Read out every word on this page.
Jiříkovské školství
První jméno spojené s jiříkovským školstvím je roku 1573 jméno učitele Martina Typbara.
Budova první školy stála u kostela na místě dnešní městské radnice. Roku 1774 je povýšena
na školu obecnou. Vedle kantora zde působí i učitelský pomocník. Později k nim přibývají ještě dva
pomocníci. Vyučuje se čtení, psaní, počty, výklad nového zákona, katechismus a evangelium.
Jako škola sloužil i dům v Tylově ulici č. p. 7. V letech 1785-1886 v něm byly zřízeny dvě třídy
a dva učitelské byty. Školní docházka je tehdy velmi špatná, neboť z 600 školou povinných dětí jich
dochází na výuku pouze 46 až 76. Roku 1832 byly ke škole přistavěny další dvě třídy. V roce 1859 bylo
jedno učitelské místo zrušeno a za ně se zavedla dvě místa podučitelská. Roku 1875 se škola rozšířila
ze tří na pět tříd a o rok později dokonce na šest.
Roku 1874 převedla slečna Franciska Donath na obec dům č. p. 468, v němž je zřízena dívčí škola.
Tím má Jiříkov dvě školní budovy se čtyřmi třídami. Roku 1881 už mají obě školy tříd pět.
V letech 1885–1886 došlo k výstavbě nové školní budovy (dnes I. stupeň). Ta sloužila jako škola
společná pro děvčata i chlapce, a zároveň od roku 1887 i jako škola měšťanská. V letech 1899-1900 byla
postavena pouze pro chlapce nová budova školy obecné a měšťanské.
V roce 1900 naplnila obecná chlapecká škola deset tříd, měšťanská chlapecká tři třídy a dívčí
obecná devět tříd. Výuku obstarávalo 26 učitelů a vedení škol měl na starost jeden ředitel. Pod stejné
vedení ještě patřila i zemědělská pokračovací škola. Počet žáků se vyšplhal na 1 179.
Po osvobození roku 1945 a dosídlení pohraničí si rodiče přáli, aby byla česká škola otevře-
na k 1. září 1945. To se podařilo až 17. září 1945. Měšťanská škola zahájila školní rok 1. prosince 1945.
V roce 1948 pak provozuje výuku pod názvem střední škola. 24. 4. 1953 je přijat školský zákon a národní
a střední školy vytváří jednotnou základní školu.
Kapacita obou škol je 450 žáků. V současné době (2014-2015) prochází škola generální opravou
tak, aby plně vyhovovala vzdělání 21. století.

◇ ◇ ◇

Restate the listing above word for word.

Read out every word on this page.
Jiříkovské školství
První jméno spojené s jiříkovským školstvím je roku 1573 jméno učitele Martina Typbara.
Budova první školy stála u kostela na místě dnešní městské radnice. Roku 1774 je povýšena
na školu obecnou. Vedle kantora zde působí i učitelský pomocník. Později k nim přibývají ještě dva
pomocníci. Vyučuje se čtení, psaní, počty, výklad nového zákona, katechismus a evangelium.
Jako škola sloužil i dům v Tylově ulici č. p. 7. V letech 1785-1886 v něm byly zřízeny dvě třídy
a dva učitelské byty. Školní docházka je tehdy velmi špatná, neboť z 600 školou povinných dětí jich
dochází na výuku pouze 46 až 76. Roku 1832 byly ke škole přistavěny další dvě třídy. V roce 1859 bylo
jedno učitelské místo zrušeno a za ně se zavedla dvě místa podučitelská. Roku 1875 se škola rozšířila
ze tří na pět tříd a o rok později dokonce na šest.
Roku 1874 převedla slečna Franciska Donath na obec dům č. p. 468, v němž je zřízena dívčí škola.
Tím má Jiříkov dvě školní budovy se čtyřmi třídami. Roku 1881 už mají obě školy tříd pět.
V letech 1885–1886 došlo k výstavbě nové školní budovy (dnes I. stupeň). Ta sloužila jako škola
společná pro děvčata i chlapce, a zároveň od roku 1887 i jako škola měšťanská. V letech 1899-1900 byla
postavena pouze pro chlapce nová budova školy obecné a měšťanské.
V roce 1900 naplnila obecná chlapecká škola deset tříd, měšťanská chlapecká tři třídy a dívčí
obecná devět tříd. Výuku obstarávalo 26 učitelů a vedení škol měl na starost jeden ředitel. Pod stejné
vedení ještě patřila i zemědělská pokračovací škola. Počet žáků se vyšplhal na 1 179.
Po osvobození roku 1945 a dosídlení pohraničí si rodiče přáli, aby byla česká škola otevře-
na k 1. září 1945. To se podařilo až 17. září 1945. Měšťanská škola zahájila školní rok 1. prosince 1945.
V roce 1948 pak provozuje výuku pod názvem střední škola. 24. 4. 1953 je přijat školský zákon a národní
a střední školy vytváří jednotnou základní školu.
Kapacita obou škol je 450 žáků. V současné době (2014-2015) prochází škola generální opravou
tak, aby plně vyhovovala vzdělání 21. století.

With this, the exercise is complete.